## BEGIN DATASET EXCERPTS
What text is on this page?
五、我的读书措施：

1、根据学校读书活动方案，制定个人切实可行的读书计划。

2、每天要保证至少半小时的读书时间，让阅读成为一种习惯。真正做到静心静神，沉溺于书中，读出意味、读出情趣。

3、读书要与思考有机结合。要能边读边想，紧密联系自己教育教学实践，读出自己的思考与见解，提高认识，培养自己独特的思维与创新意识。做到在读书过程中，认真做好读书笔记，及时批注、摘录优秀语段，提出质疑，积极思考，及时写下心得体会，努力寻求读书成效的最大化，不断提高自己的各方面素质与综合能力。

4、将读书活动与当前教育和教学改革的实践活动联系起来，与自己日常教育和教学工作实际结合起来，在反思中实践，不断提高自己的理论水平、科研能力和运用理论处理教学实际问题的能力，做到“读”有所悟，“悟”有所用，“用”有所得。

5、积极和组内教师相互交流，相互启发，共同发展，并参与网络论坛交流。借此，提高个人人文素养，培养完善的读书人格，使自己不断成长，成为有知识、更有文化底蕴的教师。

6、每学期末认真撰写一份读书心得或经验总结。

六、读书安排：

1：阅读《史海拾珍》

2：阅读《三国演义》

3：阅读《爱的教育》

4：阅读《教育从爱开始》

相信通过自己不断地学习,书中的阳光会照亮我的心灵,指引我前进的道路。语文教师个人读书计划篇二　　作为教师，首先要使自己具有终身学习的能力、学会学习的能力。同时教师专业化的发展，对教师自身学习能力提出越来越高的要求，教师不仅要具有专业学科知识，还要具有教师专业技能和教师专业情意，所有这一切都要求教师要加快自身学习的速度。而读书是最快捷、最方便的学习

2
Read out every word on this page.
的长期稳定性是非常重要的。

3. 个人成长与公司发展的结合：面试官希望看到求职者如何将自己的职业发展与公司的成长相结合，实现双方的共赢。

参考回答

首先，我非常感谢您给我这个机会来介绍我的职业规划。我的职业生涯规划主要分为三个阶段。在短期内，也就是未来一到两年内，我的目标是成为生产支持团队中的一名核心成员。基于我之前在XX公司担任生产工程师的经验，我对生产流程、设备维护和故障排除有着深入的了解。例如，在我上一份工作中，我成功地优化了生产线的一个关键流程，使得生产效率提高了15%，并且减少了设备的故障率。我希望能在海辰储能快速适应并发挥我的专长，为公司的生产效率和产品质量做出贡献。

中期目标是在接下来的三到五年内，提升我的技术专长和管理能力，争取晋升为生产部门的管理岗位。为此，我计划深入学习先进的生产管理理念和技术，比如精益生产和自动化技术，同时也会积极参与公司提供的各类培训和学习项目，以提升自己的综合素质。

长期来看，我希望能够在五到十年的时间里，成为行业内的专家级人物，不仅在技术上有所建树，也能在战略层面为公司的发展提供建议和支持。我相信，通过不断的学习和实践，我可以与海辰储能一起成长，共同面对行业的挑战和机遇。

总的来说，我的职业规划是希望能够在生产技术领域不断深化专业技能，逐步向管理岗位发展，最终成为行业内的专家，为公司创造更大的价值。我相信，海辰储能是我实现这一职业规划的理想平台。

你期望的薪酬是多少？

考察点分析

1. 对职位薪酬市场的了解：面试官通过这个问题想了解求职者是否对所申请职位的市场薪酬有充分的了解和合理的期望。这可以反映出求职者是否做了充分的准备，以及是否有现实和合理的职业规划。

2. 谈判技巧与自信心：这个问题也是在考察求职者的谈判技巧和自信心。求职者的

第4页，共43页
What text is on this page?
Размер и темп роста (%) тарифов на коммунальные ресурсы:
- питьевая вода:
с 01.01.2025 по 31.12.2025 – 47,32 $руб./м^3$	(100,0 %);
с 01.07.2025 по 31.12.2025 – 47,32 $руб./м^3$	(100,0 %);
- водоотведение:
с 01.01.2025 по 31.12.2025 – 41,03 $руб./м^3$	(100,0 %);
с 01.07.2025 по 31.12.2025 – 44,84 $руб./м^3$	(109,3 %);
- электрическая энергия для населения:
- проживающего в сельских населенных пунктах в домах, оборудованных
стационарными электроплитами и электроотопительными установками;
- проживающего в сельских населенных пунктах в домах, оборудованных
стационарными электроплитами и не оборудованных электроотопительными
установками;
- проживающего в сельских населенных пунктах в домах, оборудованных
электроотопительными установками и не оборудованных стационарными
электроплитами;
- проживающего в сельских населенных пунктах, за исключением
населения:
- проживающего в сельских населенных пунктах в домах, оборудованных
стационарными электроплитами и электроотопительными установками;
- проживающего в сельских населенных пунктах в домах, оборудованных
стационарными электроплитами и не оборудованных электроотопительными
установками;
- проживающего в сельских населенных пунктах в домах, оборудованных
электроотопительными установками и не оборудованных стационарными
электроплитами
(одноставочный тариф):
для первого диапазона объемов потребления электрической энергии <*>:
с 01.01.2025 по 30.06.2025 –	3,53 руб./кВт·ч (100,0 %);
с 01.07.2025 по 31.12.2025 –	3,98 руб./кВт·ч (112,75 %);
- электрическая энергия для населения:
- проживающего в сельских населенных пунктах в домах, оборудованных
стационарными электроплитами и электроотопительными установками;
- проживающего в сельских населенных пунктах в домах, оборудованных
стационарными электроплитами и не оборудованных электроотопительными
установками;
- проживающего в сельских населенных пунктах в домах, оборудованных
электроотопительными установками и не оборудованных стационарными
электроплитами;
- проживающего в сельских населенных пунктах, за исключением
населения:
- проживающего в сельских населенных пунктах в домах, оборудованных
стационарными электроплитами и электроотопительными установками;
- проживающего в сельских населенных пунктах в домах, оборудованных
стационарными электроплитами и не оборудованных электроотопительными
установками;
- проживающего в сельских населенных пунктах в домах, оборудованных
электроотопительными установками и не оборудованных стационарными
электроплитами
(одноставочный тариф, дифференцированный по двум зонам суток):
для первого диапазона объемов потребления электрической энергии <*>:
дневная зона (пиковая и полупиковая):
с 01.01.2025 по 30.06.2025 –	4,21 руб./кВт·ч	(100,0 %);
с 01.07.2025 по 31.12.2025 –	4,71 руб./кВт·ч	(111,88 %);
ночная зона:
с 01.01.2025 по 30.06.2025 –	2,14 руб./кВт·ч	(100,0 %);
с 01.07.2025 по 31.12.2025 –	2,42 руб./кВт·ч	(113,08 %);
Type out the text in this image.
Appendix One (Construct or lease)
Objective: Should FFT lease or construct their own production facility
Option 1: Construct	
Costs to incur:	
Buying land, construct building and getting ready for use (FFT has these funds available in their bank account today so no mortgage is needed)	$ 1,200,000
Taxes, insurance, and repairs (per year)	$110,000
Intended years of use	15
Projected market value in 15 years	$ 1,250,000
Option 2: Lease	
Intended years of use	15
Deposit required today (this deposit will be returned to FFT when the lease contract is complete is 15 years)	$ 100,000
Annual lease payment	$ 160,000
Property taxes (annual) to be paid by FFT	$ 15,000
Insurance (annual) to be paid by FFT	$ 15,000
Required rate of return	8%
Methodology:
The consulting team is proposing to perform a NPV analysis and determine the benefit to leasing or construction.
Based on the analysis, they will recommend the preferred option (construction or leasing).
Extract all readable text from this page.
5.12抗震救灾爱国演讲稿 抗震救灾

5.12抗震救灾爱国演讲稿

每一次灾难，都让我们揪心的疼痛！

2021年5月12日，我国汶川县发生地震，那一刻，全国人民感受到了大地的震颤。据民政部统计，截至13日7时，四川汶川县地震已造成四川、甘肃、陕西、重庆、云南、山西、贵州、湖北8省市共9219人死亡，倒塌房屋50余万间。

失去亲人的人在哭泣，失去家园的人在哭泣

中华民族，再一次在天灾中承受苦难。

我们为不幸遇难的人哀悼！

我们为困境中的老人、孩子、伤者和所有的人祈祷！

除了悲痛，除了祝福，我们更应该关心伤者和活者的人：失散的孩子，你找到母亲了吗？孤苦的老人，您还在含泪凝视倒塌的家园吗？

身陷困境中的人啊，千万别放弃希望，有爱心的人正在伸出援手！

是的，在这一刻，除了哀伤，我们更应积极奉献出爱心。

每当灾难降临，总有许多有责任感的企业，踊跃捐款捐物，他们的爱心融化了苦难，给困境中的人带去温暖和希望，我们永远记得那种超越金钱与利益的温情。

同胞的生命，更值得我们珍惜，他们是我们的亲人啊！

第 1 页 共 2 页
## END DATASET EXCERPTS
[PROBLEM DESCRIPTION]:
Word for word, quote the lines from the line containing "Extract all readable text from this page." through the end of the material, both included, and nothing else.

[OUTPUT OF THE EXERCISE]:
Extract all readable text from this page.
5.12抗震救灾爱国演讲稿 抗震救灾

5.12抗震救灾爱国演讲稿

每一次灾难，都让我们揪心的疼痛！

2021年5月12日，我国汶川县发生地震，那一刻，全国人民感受到了大地的震颤。据民政部统计，截至13日7时，四川汶川县地震已造成四川、甘肃、陕西、重庆、云南、山西、贵州、湖北8省市共9219人死亡，倒塌房屋50余万间。

失去亲人的人在哭泣，失去家园的人在哭泣

中华民族，再一次在天灾中承受苦难。

我们为不幸遇难的人哀悼！

我们为困境中的老人、孩子、伤者和所有的人祈祷！

除了悲痛，除了祝福，我们更应该关心伤者和活者的人：失散的孩子，你找到母亲了吗？孤苦的老人，您还在含泪凝视倒塌的家园吗？

身陷困境中的人啊，千万别放弃希望，有爱心的人正在伸出援手！

是的，在这一刻，除了哀伤，我们更应积极奉献出爱心。

每当灾难降临，总有许多有责任感的企业，踊跃捐款捐物，他们的爱心融化了苦难，给困境中的人带去温暖和希望，我们永远记得那种超越金钱与利益的温情。

同胞的生命，更值得我们珍惜，他们是我们的亲人啊！

第 1 页 共 2 页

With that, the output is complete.